-- start of STORED DATA --
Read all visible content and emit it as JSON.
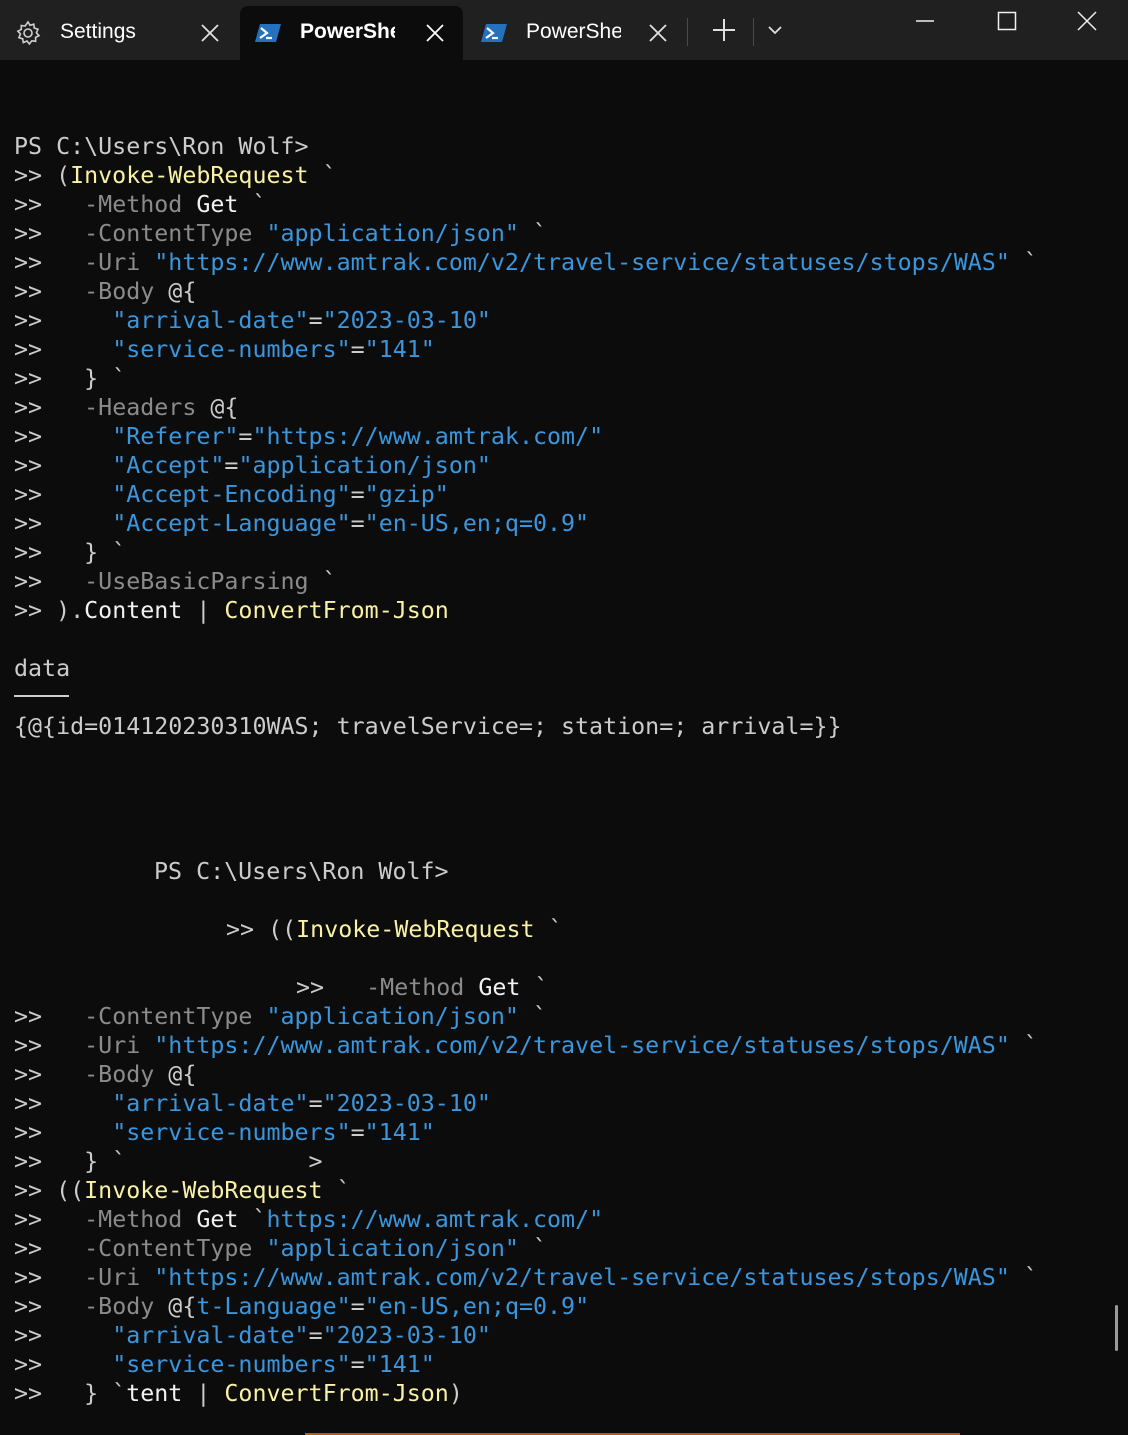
{
  "window": {
    "tabs": [
      {
        "label": "Settings",
        "icon": "gear-icon",
        "active": false
      },
      {
        "label": "PowerShe",
        "icon": "powershell-icon",
        "active": true
      },
      {
        "label": "PowerShe",
        "icon": "powershell-icon",
        "active": false
      }
    ],
    "colors": {
      "titlebar": "#202020",
      "terminal_bg": "#0c0c0c",
      "command": "#f9f1a5",
      "parameter": "#8b8b8b",
      "string": "#3a96dd",
      "text": "#cccccc",
      "powershell_icon": "#2671be"
    }
  },
  "terminal": {
    "lines": [
      {
        "segs": [
          [
            "t-default",
            "PS C:\\Users\\Ron Wolf>"
          ]
        ]
      },
      {
        "segs": [
          [
            "t-default",
            ">> ("
          ],
          [
            "t-cmd",
            "Invoke-WebRequest"
          ],
          [
            "t-default",
            " `"
          ]
        ]
      },
      {
        "segs": [
          [
            "t-default",
            ">>   "
          ],
          [
            "t-param",
            "-Method"
          ],
          [
            "t-bright",
            " Get"
          ],
          [
            "t-default",
            " `"
          ]
        ]
      },
      {
        "segs": [
          [
            "t-default",
            ">>   "
          ],
          [
            "t-param",
            "-ContentType"
          ],
          [
            "t-str",
            " \"application/json\""
          ],
          [
            "t-default",
            " `"
          ]
        ]
      },
      {
        "segs": [
          [
            "t-default",
            ">>   "
          ],
          [
            "t-param",
            "-Uri"
          ],
          [
            "t-str",
            " \"https://www.amtrak.com/v2/travel-service/statuses/stops/WAS\""
          ],
          [
            "t-default",
            " `"
          ]
        ]
      },
      {
        "segs": [
          [
            "t-default",
            ">>   "
          ],
          [
            "t-param",
            "-Body"
          ],
          [
            "t-default",
            " @{"
          ]
        ]
      },
      {
        "segs": [
          [
            "t-default",
            ">>     "
          ],
          [
            "t-str",
            "\"arrival-date\""
          ],
          [
            "t-default",
            "="
          ],
          [
            "t-str",
            "\"2023-03-10\""
          ]
        ]
      },
      {
        "segs": [
          [
            "t-default",
            ">>     "
          ],
          [
            "t-str",
            "\"service-numbers\""
          ],
          [
            "t-default",
            "="
          ],
          [
            "t-str",
            "\"141\""
          ]
        ]
      },
      {
        "segs": [
          [
            "t-default",
            ">>   } `"
          ]
        ]
      },
      {
        "segs": [
          [
            "t-default",
            ">>   "
          ],
          [
            "t-param",
            "-Headers"
          ],
          [
            "t-default",
            " @{"
          ]
        ]
      },
      {
        "segs": [
          [
            "t-default",
            ">>     "
          ],
          [
            "t-str",
            "\"Referer\""
          ],
          [
            "t-default",
            "="
          ],
          [
            "t-str",
            "\"https://www.amtrak.com/\""
          ]
        ]
      },
      {
        "segs": [
          [
            "t-default",
            ">>     "
          ],
          [
            "t-str",
            "\"Accept\""
          ],
          [
            "t-default",
            "="
          ],
          [
            "t-str",
            "\"application/json\""
          ]
        ]
      },
      {
        "segs": [
          [
            "t-default",
            ">>     "
          ],
          [
            "t-str",
            "\"Accept-Encoding\""
          ],
          [
            "t-default",
            "="
          ],
          [
            "t-str",
            "\"gzip\""
          ]
        ]
      },
      {
        "segs": [
          [
            "t-default",
            ">>     "
          ],
          [
            "t-str",
            "\"Accept-Language\""
          ],
          [
            "t-default",
            "="
          ],
          [
            "t-str",
            "\"en-US,en;q=0.9\""
          ]
        ]
      },
      {
        "segs": [
          [
            "t-default",
            ">>   } `"
          ]
        ]
      },
      {
        "segs": [
          [
            "t-default",
            ">>   "
          ],
          [
            "t-param",
            "-UseBasicParsing"
          ],
          [
            "t-default",
            " `"
          ]
        ]
      },
      {
        "segs": [
          [
            "t-default",
            ">> )."
          ],
          [
            "t-bright",
            "Content"
          ],
          [
            "t-default",
            " | "
          ],
          [
            "t-cmd",
            "ConvertFrom-Json"
          ]
        ]
      },
      {
        "segs": [
          [
            "t-default",
            "data"
          ]
        ]
      },
      {
        "segs": [
          [
            "t-default",
            "{@{id=014120230310WAS; travelService=; station=; arrival=}}"
          ]
        ]
      },
      {
        "segs": [
          [
            "t-default",
            "PS C:\\Users\\Ron Wolf>"
          ]
        ]
      },
      {
        "segs": [
          [
            "t-default",
            ">> (("
          ],
          [
            "t-cmd",
            "Invoke-WebRequest"
          ],
          [
            "t-default",
            " `"
          ]
        ]
      },
      {
        "segs": [
          [
            "t-default",
            ">>   "
          ],
          [
            "t-param",
            "-Method"
          ],
          [
            "t-bright",
            " Get"
          ],
          [
            "t-default",
            " `"
          ]
        ]
      },
      {
        "segs": [
          [
            "t-default",
            ">>   "
          ],
          [
            "t-param",
            "-ContentType"
          ],
          [
            "t-str",
            " \"application/json\""
          ],
          [
            "t-default",
            " `"
          ]
        ]
      },
      {
        "segs": [
          [
            "t-default",
            ">>   "
          ],
          [
            "t-param",
            "-Uri"
          ],
          [
            "t-str",
            " \"https://www.amtrak.com/v2/travel-service/statuses/stops/WAS\""
          ],
          [
            "t-default",
            " `"
          ]
        ]
      },
      {
        "segs": [
          [
            "t-default",
            ">>   "
          ],
          [
            "t-param",
            "-Body"
          ],
          [
            "t-default",
            " @{"
          ]
        ]
      },
      {
        "segs": [
          [
            "t-default",
            ">>     "
          ],
          [
            "t-str",
            "\"arrival-date\""
          ],
          [
            "t-default",
            "="
          ],
          [
            "t-str",
            "\"2023-03-10\""
          ]
        ]
      },
      {
        "segs": [
          [
            "t-default",
            ">>     "
          ],
          [
            "t-str",
            "\"service-numbers\""
          ],
          [
            "t-default",
            "="
          ],
          [
            "t-str",
            "\"141\""
          ]
        ]
      },
      {
        "segs": [
          [
            "t-default",
            ">>   } `             >"
          ]
        ]
      },
      {
        "segs": [
          [
            "t-default",
            ">> (("
          ],
          [
            "t-cmd",
            "Invoke-WebRequest"
          ],
          [
            "t-default",
            " `"
          ]
        ]
      },
      {
        "segs": [
          [
            "t-default",
            ">>   "
          ],
          [
            "t-param",
            "-Method"
          ],
          [
            "t-bright",
            " Get"
          ],
          [
            "t-default",
            " `"
          ],
          [
            "t-str",
            "https://www.amtrak.com/\""
          ]
        ]
      },
      {
        "segs": [
          [
            "t-default",
            ">>   "
          ],
          [
            "t-param",
            "-ContentType"
          ],
          [
            "t-str",
            " \"application/json\""
          ],
          [
            "t-default",
            " `"
          ]
        ]
      },
      {
        "segs": [
          [
            "t-default",
            ">>   "
          ],
          [
            "t-param",
            "-Uri"
          ],
          [
            "t-str",
            " \"https://www.amtrak.com/v2/travel-service/statuses/stops/WAS\""
          ],
          [
            "t-default",
            " `"
          ]
        ]
      },
      {
        "segs": [
          [
            "t-default",
            ">>   "
          ],
          [
            "t-param",
            "-Body"
          ],
          [
            "t-default",
            " @{"
          ],
          [
            "t-str",
            "t-Language\""
          ],
          [
            "t-default",
            "="
          ],
          [
            "t-str",
            "\"en-US,en;q=0.9\""
          ]
        ]
      },
      {
        "segs": [
          [
            "t-default",
            ">>     "
          ],
          [
            "t-str",
            "\"arrival-date\""
          ],
          [
            "t-default",
            "="
          ],
          [
            "t-str",
            "\"2023-03-10\""
          ]
        ]
      },
      {
        "segs": [
          [
            "t-default",
            ">>     "
          ],
          [
            "t-str",
            "\"service-numbers\""
          ],
          [
            "t-default",
            "="
          ],
          [
            "t-str",
            "\"141\""
          ]
        ]
      },
      {
        "segs": [
          [
            "t-default",
            ">>   } `"
          ],
          [
            "t-bright",
            "tent"
          ],
          [
            "t-default",
            " | "
          ],
          [
            "t-cmd",
            "ConvertFrom-Json"
          ],
          [
            "t-default",
            ")"
          ]
        ]
      }
    ]
  }
}
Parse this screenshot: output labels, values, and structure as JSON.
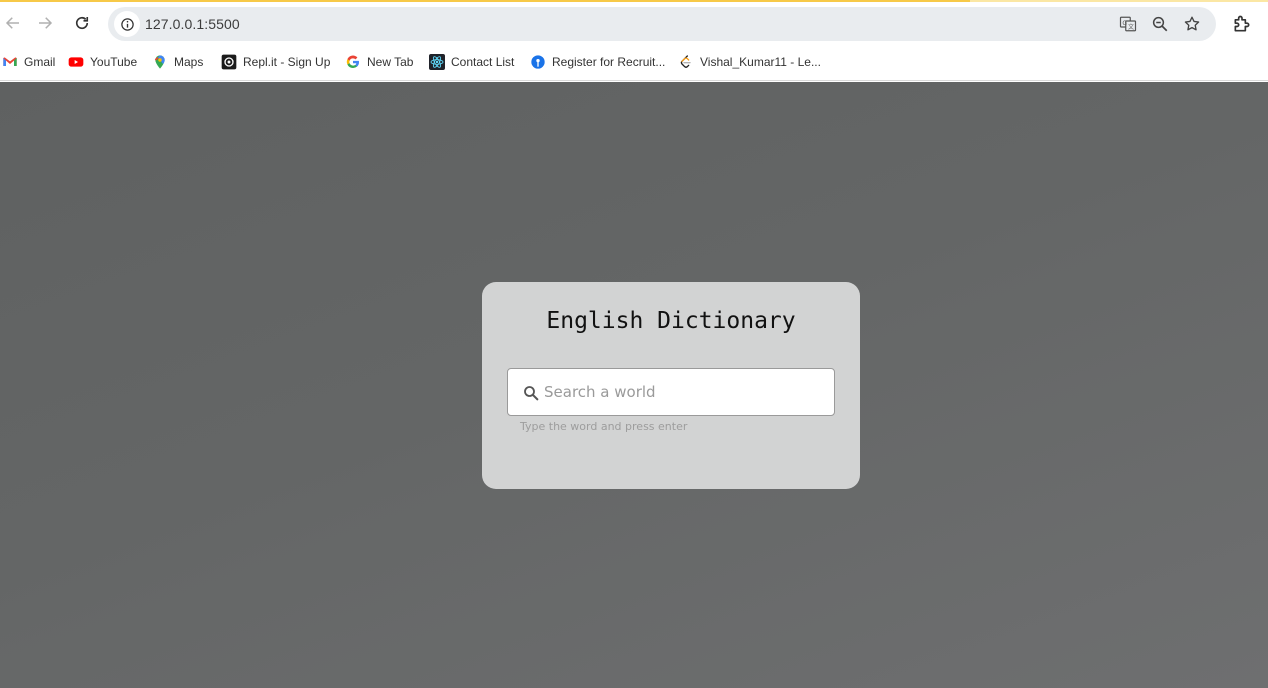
-- end of STORED DATA --
WHAT YOU SHOULD DO
Copy every line of the records above that holds the word "Accept".

TASK RESPONSE
            "\"Accept\""
            "\"Accept-Encoding\""
            "\"Accept-Language\""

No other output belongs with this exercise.